### GIVEN EXERCISE:
Return the material exactly as supplied, apart from the pictures, which are omitted.

### TASK INPUTS:
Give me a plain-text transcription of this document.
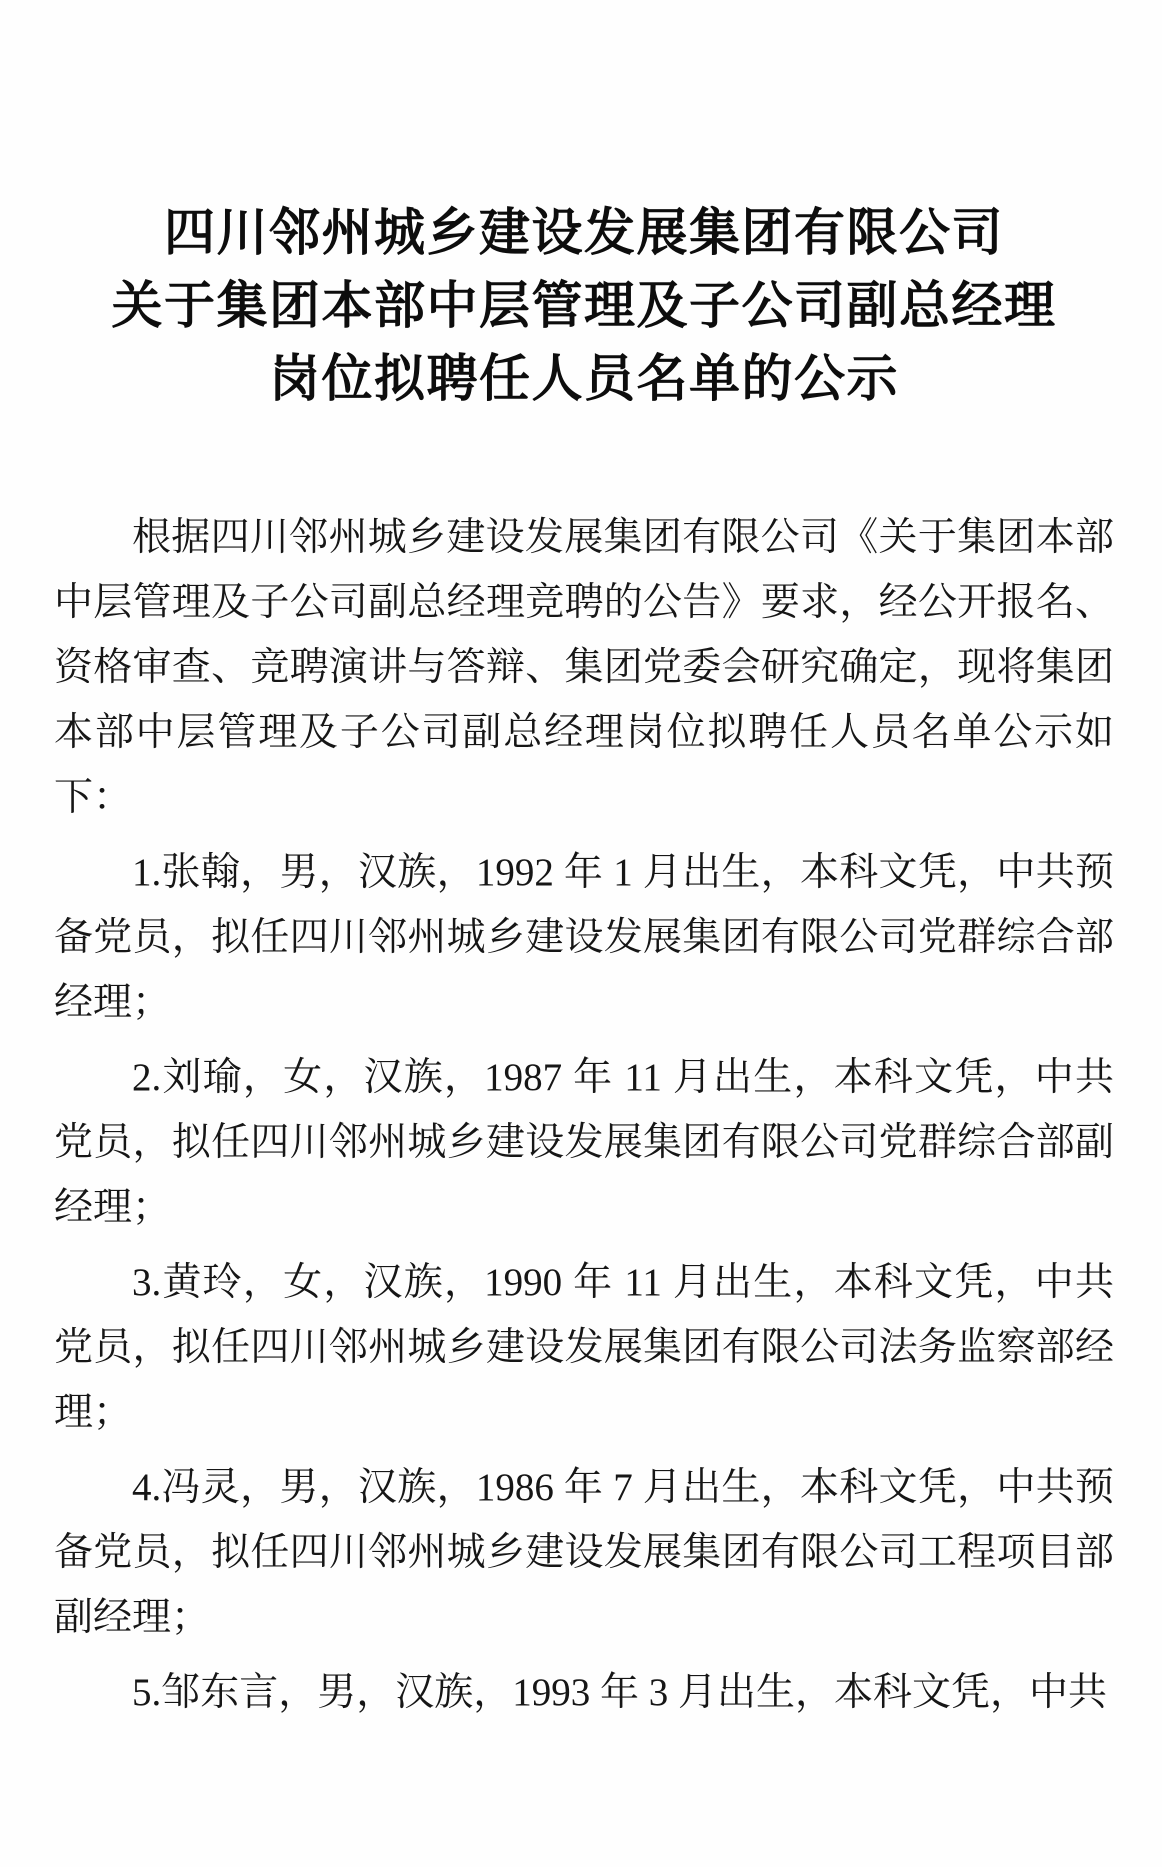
四川邻州城乡建设发展集团有限公司
关于集团本部中层管理及子公司副总经理
岗位拟聘任人员名单的公示

根据四川邻州城乡建设发展集团有限公司《关于集团本部中层管理及子公司副总经理竞聘的公告》要求，经公开报名、资格审查、竞聘演讲与答辩、集团党委会研究确定，现将集团本部中层管理及子公司副总经理岗位拟聘任人员名单公示如下：

1.张翰，男，汉族，1992 年 1 月出生，本科文凭，中共预备党员，拟任四川邻州城乡建设发展集团有限公司党群综合部经理；

2.刘瑜，女，汉族，1987 年 11 月出生，本科文凭，中共党员，拟任四川邻州城乡建设发展集团有限公司党群综合部副经理；

3.黄玲，女，汉族，1990 年 11 月出生，本科文凭，中共党员，拟任四川邻州城乡建设发展集团有限公司法务监察部经理；

4.冯灵，男，汉族，1986 年 7 月出生，本科文凭，中共预备党员，拟任四川邻州城乡建设发展集团有限公司工程项目部副经理；

5.邹东言，男，汉族，1993 年 3 月出生，本科文凭，中共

### SOLUTION TO THE EXERCISE:
Give me a plain-text transcription of this document.
四川邻州城乡建设发展集团有限公司
关于集团本部中层管理及子公司副总经理
岗位拟聘任人员名单的公示

根据四川邻州城乡建设发展集团有限公司《关于集团本部中层管理及子公司副总经理竞聘的公告》要求，经公开报名、资格审查、竞聘演讲与答辩、集团党委会研究确定，现将集团本部中层管理及子公司副总经理岗位拟聘任人员名单公示如下：

1.张翰，男，汉族，1992 年 1 月出生，本科文凭，中共预备党员，拟任四川邻州城乡建设发展集团有限公司党群综合部经理；

2.刘瑜，女，汉族，1987 年 11 月出生，本科文凭，中共党员，拟任四川邻州城乡建设发展集团有限公司党群综合部副经理；

3.黄玲，女，汉族，1990 年 11 月出生，本科文凭，中共党员，拟任四川邻州城乡建设发展集团有限公司法务监察部经理；

4.冯灵，男，汉族，1986 年 7 月出生，本科文凭，中共预备党员，拟任四川邻州城乡建设发展集团有限公司工程项目部副经理；

5.邹东言，男，汉族，1993 年 3 月出生，本科文凭，中共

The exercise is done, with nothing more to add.